• [STORED DATA]:
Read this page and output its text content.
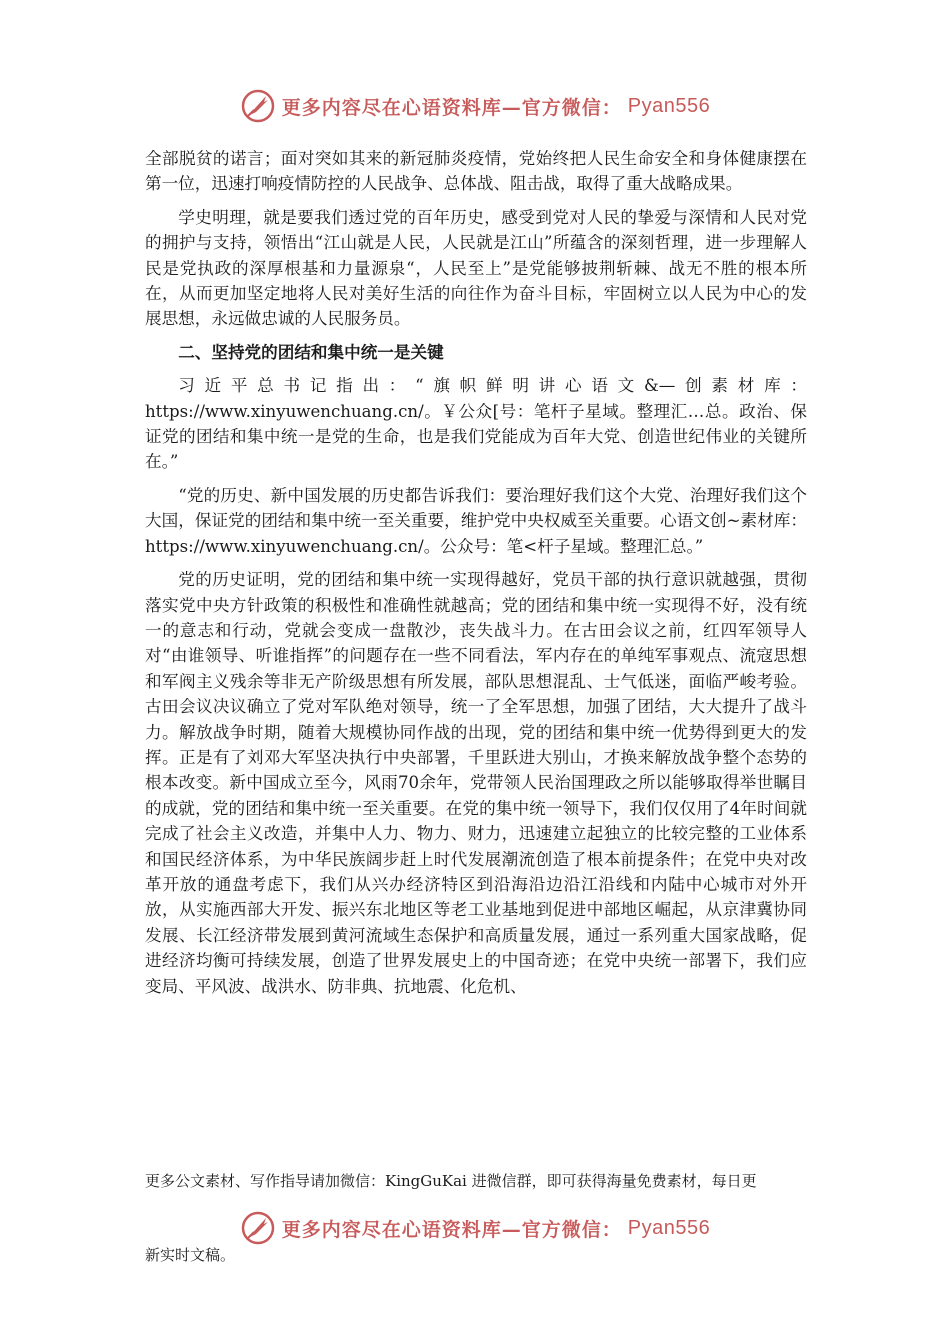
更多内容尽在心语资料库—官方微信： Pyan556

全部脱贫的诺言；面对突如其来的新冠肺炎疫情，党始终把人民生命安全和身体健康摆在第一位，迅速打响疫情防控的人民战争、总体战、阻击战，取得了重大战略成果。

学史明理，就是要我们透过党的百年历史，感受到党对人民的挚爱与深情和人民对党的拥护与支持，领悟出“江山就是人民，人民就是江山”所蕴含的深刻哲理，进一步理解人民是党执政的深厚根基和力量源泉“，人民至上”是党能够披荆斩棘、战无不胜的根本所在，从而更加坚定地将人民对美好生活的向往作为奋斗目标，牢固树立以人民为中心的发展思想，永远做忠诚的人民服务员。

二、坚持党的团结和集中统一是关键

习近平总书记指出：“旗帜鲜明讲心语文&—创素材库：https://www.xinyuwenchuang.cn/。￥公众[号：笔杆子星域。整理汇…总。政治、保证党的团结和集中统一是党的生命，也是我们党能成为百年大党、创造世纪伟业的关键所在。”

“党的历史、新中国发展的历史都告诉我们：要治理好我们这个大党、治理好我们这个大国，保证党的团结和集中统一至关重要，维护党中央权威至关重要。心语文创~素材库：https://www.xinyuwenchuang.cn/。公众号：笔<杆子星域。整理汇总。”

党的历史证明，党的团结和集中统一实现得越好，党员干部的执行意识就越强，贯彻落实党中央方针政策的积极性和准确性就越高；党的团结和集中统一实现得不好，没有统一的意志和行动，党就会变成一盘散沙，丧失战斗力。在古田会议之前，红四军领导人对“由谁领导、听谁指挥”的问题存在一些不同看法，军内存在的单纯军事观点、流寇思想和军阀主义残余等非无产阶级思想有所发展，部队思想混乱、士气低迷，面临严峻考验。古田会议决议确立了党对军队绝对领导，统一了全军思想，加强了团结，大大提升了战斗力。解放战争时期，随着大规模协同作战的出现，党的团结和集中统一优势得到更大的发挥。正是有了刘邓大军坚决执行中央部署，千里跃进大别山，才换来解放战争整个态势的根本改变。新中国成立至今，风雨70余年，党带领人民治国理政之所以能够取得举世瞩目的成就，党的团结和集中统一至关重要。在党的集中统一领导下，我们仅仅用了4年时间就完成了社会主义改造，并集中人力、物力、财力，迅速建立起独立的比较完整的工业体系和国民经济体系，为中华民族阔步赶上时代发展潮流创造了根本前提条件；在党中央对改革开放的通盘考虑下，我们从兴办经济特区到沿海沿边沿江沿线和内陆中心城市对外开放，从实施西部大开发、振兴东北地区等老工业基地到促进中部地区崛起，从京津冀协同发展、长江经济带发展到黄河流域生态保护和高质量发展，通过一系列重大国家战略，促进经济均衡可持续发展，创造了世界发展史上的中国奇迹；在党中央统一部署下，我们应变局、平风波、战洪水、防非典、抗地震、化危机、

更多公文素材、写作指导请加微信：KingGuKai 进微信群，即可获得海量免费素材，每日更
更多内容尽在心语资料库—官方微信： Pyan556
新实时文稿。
---
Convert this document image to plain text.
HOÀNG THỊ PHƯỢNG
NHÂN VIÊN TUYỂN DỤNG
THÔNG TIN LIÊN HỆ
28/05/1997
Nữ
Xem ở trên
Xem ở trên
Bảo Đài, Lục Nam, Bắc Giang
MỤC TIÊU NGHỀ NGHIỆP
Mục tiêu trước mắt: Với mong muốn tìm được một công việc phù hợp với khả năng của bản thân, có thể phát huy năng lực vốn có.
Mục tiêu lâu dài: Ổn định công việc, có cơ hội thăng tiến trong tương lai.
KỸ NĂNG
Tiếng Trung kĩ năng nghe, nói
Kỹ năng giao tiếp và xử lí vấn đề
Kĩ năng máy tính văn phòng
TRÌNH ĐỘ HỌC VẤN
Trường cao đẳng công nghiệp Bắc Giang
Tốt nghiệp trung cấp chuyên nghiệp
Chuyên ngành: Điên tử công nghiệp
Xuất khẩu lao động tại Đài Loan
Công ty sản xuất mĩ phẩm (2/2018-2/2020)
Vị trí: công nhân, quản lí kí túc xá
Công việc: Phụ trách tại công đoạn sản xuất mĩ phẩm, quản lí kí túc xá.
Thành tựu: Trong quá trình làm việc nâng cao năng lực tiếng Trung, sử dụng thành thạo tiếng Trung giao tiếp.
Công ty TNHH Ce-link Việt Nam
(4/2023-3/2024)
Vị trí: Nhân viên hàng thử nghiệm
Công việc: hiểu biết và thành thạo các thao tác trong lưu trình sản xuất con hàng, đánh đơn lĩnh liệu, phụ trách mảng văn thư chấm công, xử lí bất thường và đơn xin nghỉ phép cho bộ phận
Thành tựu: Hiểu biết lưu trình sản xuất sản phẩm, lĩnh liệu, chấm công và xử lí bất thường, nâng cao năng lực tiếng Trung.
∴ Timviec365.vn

• [INSTRUCTION]:
Collect the lines of the records that include the string "xinyuwenchuang".

• [SOLVED EXERCISE]:
习近平总书记指出：“旗帜鲜明讲心语文&—创素材库：https://www.xinyuwenchuang.cn/。￥公众[号：笔杆子星域。整理汇…总。政治、保证党的团结和集中统一是党的生命，也是我们党能成为百年大党、创造世纪伟业的关键所在。”
“党的历史、新中国发展的历史都告诉我们：要治理好我们这个大党、治理好我们这个大国，保证党的团结和集中统一至关重要，维护党中央权威至关重要。心语文创~素材库：https://www.xinyuwenchuang.cn/。公众号：笔<杆子星域。整理汇总。”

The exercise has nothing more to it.